**Aim**: Among the following entries, count the lines that contain "Camel" and report only the result.

**Given data**:
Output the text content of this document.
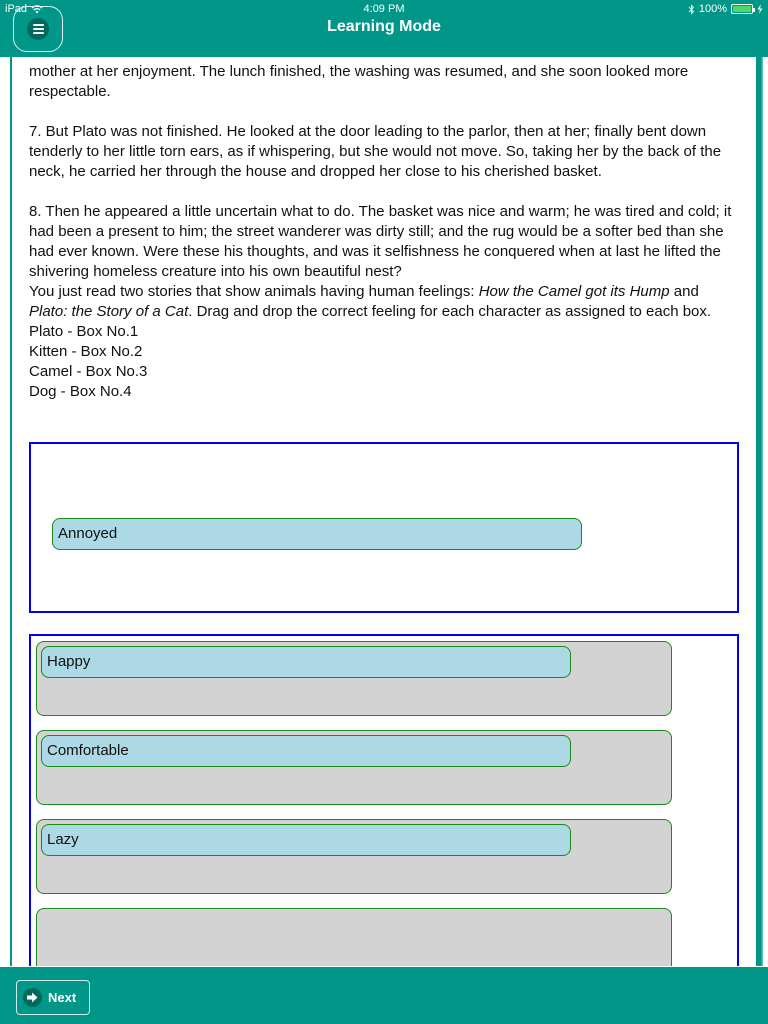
iPad	4:09 PM	100%
Learning Mode

mother at her enjoyment. The lunch finished, the washing was resumed, and she soon looked more
respectable.

7. But Plato was not finished. He looked at the door leading to the parlor, then at her; finally bent down tenderly to her little torn ears, as if whispering, but she would not move. So, taking her by the back of the neck, he carried her through the house and dropped her close to his cherished basket.

8. Then he appeared a little uncertain what to do. The basket was nice and warm; he was tired and cold; it had been a present to him; the street wanderer was dirty still; and the rug would be a softer bed than she had ever known. Were these his thoughts, and was it selfishness he conquered when at last he lifted the shivering homeless creature into his own beautiful nest?

You just read two stories that show animals having human feelings: How the Camel got its Hump and Plato: the Story of a Cat. Drag and drop the correct feeling for each character as assigned to each box.

Plato - Box No.1

Kitten - Box No.2

Camel - Box No.3

Dog - Box No.4

Annoyed
Happy
Comfortable
Lazy
Next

**Expected answer**: 2